Saved entries:
***

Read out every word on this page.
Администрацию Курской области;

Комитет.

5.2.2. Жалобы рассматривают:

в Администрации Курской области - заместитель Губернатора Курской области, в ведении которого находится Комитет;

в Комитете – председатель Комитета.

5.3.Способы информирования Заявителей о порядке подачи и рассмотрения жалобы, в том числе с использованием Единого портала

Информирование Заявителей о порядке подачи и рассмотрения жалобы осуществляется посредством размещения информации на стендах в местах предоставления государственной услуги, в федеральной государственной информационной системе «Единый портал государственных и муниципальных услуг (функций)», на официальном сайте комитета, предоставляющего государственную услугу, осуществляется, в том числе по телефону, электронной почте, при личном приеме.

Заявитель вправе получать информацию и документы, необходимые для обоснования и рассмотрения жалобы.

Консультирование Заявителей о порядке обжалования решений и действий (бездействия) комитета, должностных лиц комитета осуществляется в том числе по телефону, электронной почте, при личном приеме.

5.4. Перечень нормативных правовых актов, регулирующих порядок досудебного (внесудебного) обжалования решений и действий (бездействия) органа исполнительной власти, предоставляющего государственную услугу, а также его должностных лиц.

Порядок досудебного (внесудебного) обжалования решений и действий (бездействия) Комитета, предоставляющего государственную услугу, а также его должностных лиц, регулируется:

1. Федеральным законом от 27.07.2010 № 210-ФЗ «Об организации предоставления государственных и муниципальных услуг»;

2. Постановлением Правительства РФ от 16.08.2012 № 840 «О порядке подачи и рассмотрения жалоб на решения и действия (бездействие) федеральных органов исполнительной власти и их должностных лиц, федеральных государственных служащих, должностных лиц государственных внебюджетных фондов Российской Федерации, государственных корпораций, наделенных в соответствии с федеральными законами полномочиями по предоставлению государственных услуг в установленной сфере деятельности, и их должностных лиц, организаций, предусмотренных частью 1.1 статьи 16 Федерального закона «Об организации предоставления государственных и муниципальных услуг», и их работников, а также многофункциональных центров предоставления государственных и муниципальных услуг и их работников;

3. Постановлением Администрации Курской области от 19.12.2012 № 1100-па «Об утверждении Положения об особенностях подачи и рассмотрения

***

GIVEN PROBLEM >> Output every entry shown above, exactly.

EXPECTED ANSWER >>
Read out every word on this page.
Администрацию Курской области;

Комитет.

5.2.2. Жалобы рассматривают:

в Администрации Курской области - заместитель Губернатора Курской области, в ведении которого находится Комитет;

в Комитете – председатель Комитета.

5.3.Способы информирования Заявителей о порядке подачи и рассмотрения жалобы, в том числе с использованием Единого портала

Информирование Заявителей о порядке подачи и рассмотрения жалобы осуществляется посредством размещения информации на стендах в местах предоставления государственной услуги, в федеральной государственной информационной системе «Единый портал государственных и муниципальных услуг (функций)», на официальном сайте комитета, предоставляющего государственную услугу, осуществляется, в том числе по телефону, электронной почте, при личном приеме.

Заявитель вправе получать информацию и документы, необходимые для обоснования и рассмотрения жалобы.

Консультирование Заявителей о порядке обжалования решений и действий (бездействия) комитета, должностных лиц комитета осуществляется в том числе по телефону, электронной почте, при личном приеме.

5.4. Перечень нормативных правовых актов, регулирующих порядок досудебного (внесудебного) обжалования решений и действий (бездействия) органа исполнительной власти, предоставляющего государственную услугу, а также его должностных лиц.

Порядок досудебного (внесудебного) обжалования решений и действий (бездействия) Комитета, предоставляющего государственную услугу, а также его должностных лиц, регулируется:

1. Федеральным законом от 27.07.2010 № 210-ФЗ «Об организации предоставления государственных и муниципальных услуг»;

2. Постановлением Правительства РФ от 16.08.2012 № 840 «О порядке подачи и рассмотрения жалоб на решения и действия (бездействие) федеральных органов исполнительной власти и их должностных лиц, федеральных государственных служащих, должностных лиц государственных внебюджетных фондов Российской Федерации, государственных корпораций, наделенных в соответствии с федеральными законами полномочиями по предоставлению государственных услуг в установленной сфере деятельности, и их должностных лиц, организаций, предусмотренных частью 1.1 статьи 16 Федерального закона «Об организации предоставления государственных и муниципальных услуг», и их работников, а также многофункциональных центров предоставления государственных и муниципальных услуг и их работников;

3. Постановлением Администрации Курской области от 19.12.2012 № 1100-па «Об утверждении Положения об особенностях подачи и рассмотрения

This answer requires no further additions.